Extracted data entries
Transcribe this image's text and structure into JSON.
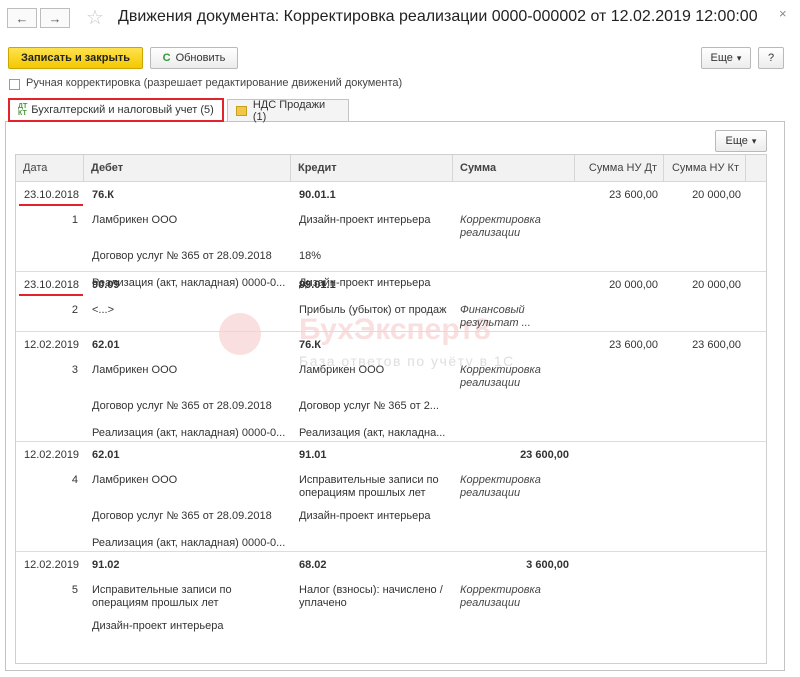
{
  "window": {
    "title": "Движения документа: Корректировка реализации 0000-000002 от 12.02.2019 12:00:00",
    "back_glyph": "←",
    "forward_glyph": "→",
    "star_glyph": "☆",
    "close_glyph": "×"
  },
  "toolbar": {
    "save_close_label": "Записать и закрыть",
    "refresh_label": "Обновить",
    "refresh_glyph": "C",
    "more_label": "Еще",
    "help_label": "?"
  },
  "manual_correction": {
    "label": "Ручная корректировка (разрешает редактирование движений документа)",
    "checked": false
  },
  "tabs": [
    {
      "label": "Бухгалтерский и налоговый учет (5)",
      "icon_top": "ДТ",
      "icon_bottom": "КТ",
      "active": true
    },
    {
      "label": "НДС Продажи (1)",
      "active": false
    }
  ],
  "grid_more_label": "Еще",
  "dropdown_glyph": "▾",
  "columns": {
    "date": "Дата",
    "debit": "Дебет",
    "credit": "Кредит",
    "amount": "Сумма",
    "nu_dt": "Сумма НУ Дт",
    "nu_kt": "Сумма НУ Кт"
  },
  "entries": [
    {
      "date": "23.10.2018",
      "num": "1",
      "debit": [
        "76.К",
        "Ламбрикен ООО",
        "Договор услуг № 365 от 28.09.2018",
        "Реализация (акт, накладная) 0000-0..."
      ],
      "credit": [
        "90.01.1",
        "Дизайн-проект интерьера",
        "18%",
        "Дизайн-проект интерьера"
      ],
      "amount": "",
      "content": [
        "Корректировка",
        "реализации"
      ],
      "nu_dt": "23 600,00",
      "nu_kt": "20 000,00"
    },
    {
      "date": "23.10.2018",
      "num": "2",
      "debit": [
        "90.09",
        "<...>"
      ],
      "credit": [
        "99.01.1",
        "Прибыль (убыток) от продаж"
      ],
      "amount": "",
      "content": [
        "Финансовый",
        "результат ..."
      ],
      "nu_dt": "20 000,00",
      "nu_kt": "20 000,00"
    },
    {
      "date": "12.02.2019",
      "num": "3",
      "debit": [
        "62.01",
        "Ламбрикен ООО",
        "Договор услуг № 365 от 28.09.2018",
        "Реализация (акт, накладная) 0000-0..."
      ],
      "credit": [
        "76.К",
        "Ламбрикен ООО",
        "Договор услуг № 365 от 2...",
        "Реализация (акт, накладна..."
      ],
      "amount": "",
      "content": [
        "Корректировка",
        "реализации"
      ],
      "nu_dt": "23 600,00",
      "nu_kt": "23 600,00"
    },
    {
      "date": "12.02.2019",
      "num": "4",
      "debit": [
        "62.01",
        "Ламбрикен ООО",
        "Договор услуг № 365 от 28.09.2018",
        "Реализация (акт, накладная) 0000-0..."
      ],
      "credit": [
        "91.01",
        "Исправительные записи по",
        "операциям прошлых лет",
        "Дизайн-проект интерьера"
      ],
      "amount": "23 600,00",
      "content": [
        "Корректировка",
        "реализации"
      ],
      "nu_dt": "",
      "nu_kt": ""
    },
    {
      "date": "12.02.2019",
      "num": "5",
      "debit": [
        "91.02",
        "Исправительные записи по",
        "операциям прошлых лет",
        "Дизайн-проект интерьера"
      ],
      "credit": [
        "68.02",
        "Налог (взносы): начислено /",
        "уплачено"
      ],
      "amount": "3 600,00",
      "content": [
        "Корректировка",
        "реализации"
      ],
      "nu_dt": "",
      "nu_kt": ""
    }
  ],
  "watermark": {
    "brand": "БухЭксперт8",
    "tagline": "База ответов по учёту в 1С"
  },
  "colors": {
    "accent_yellow": "#f3c900",
    "highlight_red": "#e3232b"
  }
}
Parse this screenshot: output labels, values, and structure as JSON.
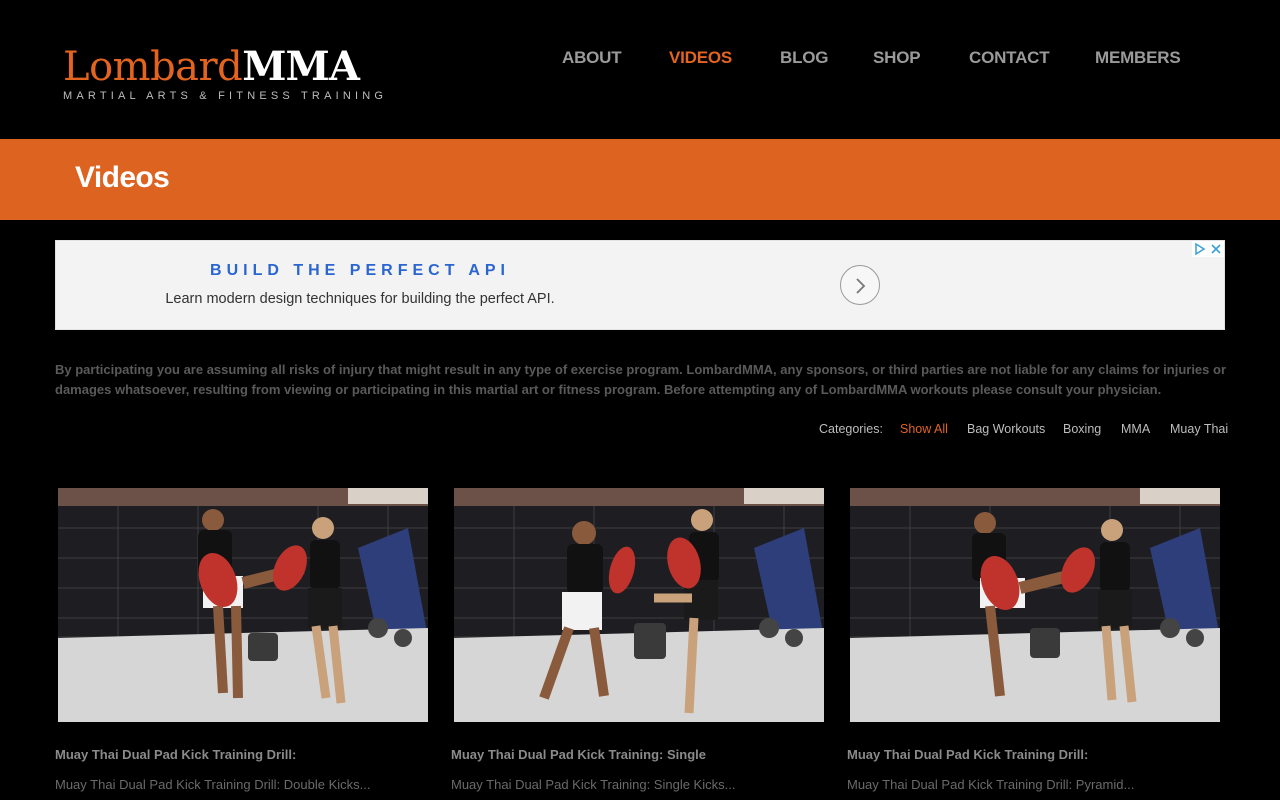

**To do**
Without including any picture, retype the entries exactly.

**Written solution**
Transcribe this image's text and structure into JSON.
{
  "window": {
    "title": "Движения документа: Корректировка реализации 0000-000002 от 12.02.2019 12:00:00",
    "back_glyph": "←",
    "forward_glyph": "→",
    "star_glyph": "☆",
    "close_glyph": "×"
  },
  "toolbar": {
    "save_close_label": "Записать и закрыть",
    "refresh_label": "Обновить",
    "refresh_glyph": "C",
    "more_label": "Еще",
    "help_label": "?"
  },
  "manual_correction": {
    "label": "Ручная корректировка (разрешает редактирование движений документа)",
    "checked": false
  },
  "tabs": [
    {
      "label": "Бухгалтерский и налоговый учет (5)",
      "icon_top": "ДТ",
      "icon_bottom": "КТ",
      "active": true
    },
    {
      "label": "НДС Продажи (1)",
      "active": false
    }
  ],
  "grid_more_label": "Еще",
  "dropdown_glyph": "▾",
  "columns": {
    "date": "Дата",
    "debit": "Дебет",
    "credit": "Кредит",
    "amount": "Сумма",
    "nu_dt": "Сумма НУ Дт",
    "nu_kt": "Сумма НУ Кт"
  },
  "entries": [
    {
      "date": "23.10.2018",
      "num": "1",
      "debit": [
        "76.К",
        "Ламбрикен ООО",
        "Договор услуг № 365 от 28.09.2018",
        "Реализация (акт, накладная) 0000-0..."
      ],
      "credit": [
        "90.01.1",
        "Дизайн-проект интерьера",
        "18%",
        "Дизайн-проект интерьера"
      ],
      "amount": "",
      "content": [
        "Корректировка",
        "реализации"
      ],
      "nu_dt": "23 600,00",
      "nu_kt": "20 000,00"
    },
    {
      "date": "23.10.2018",
      "num": "2",
      "debit": [
        "90.09",
        "<...>"
      ],
      "credit": [
        "99.01.1",
        "Прибыль (убыток) от продаж"
      ],
      "amount": "",
      "content": [
        "Финансовый",
        "результат ..."
      ],
      "nu_dt": "20 000,00",
      "nu_kt": "20 000,00"
    },
    {
      "date": "12.02.2019",
      "num": "3",
      "debit": [
        "62.01",
        "Ламбрикен ООО",
        "Договор услуг № 365 от 28.09.2018",
        "Реализация (акт, накладная) 0000-0..."
      ],
      "credit": [
        "76.К",
        "Ламбрикен ООО",
        "Договор услуг № 365 от 2...",
        "Реализация (акт, накладна..."
      ],
      "amount": "",
      "content": [
        "Корректировка",
        "реализации"
      ],
      "nu_dt": "23 600,00",
      "nu_kt": "23 600,00"
    },
    {
      "date": "12.02.2019",
      "num": "4",
      "debit": [
        "62.01",
        "Ламбрикен ООО",
        "Договор услуг № 365 от 28.09.2018",
        "Реализация (акт, накладная) 0000-0..."
      ],
      "credit": [
        "91.01",
        "Исправительные записи по",
        "операциям прошлых лет",
        "Дизайн-проект интерьера"
      ],
      "amount": "23 600,00",
      "content": [
        "Корректировка",
        "реализации"
      ],
      "nu_dt": "",
      "nu_kt": ""
    },
    {
      "date": "12.02.2019",
      "num": "5",
      "debit": [
        "91.02",
        "Исправительные записи по",
        "операциям прошлых лет",
        "Дизайн-проект интерьера"
      ],
      "credit": [
        "68.02",
        "Налог (взносы): начислено /",
        "уплачено"
      ],
      "amount": "3 600,00",
      "content": [
        "Корректировка",
        "реализации"
      ],
      "nu_dt": "",
      "nu_kt": ""
    }
  ],
  "watermark": {
    "brand": "БухЭксперт8",
    "tagline": "База ответов по учёту в 1С"
  },
  "colors": {
    "accent_yellow": "#f3c900",
    "highlight_red": "#e3232b"
  }
}
Parse this screenshot: output labels, values, and structure as JSON.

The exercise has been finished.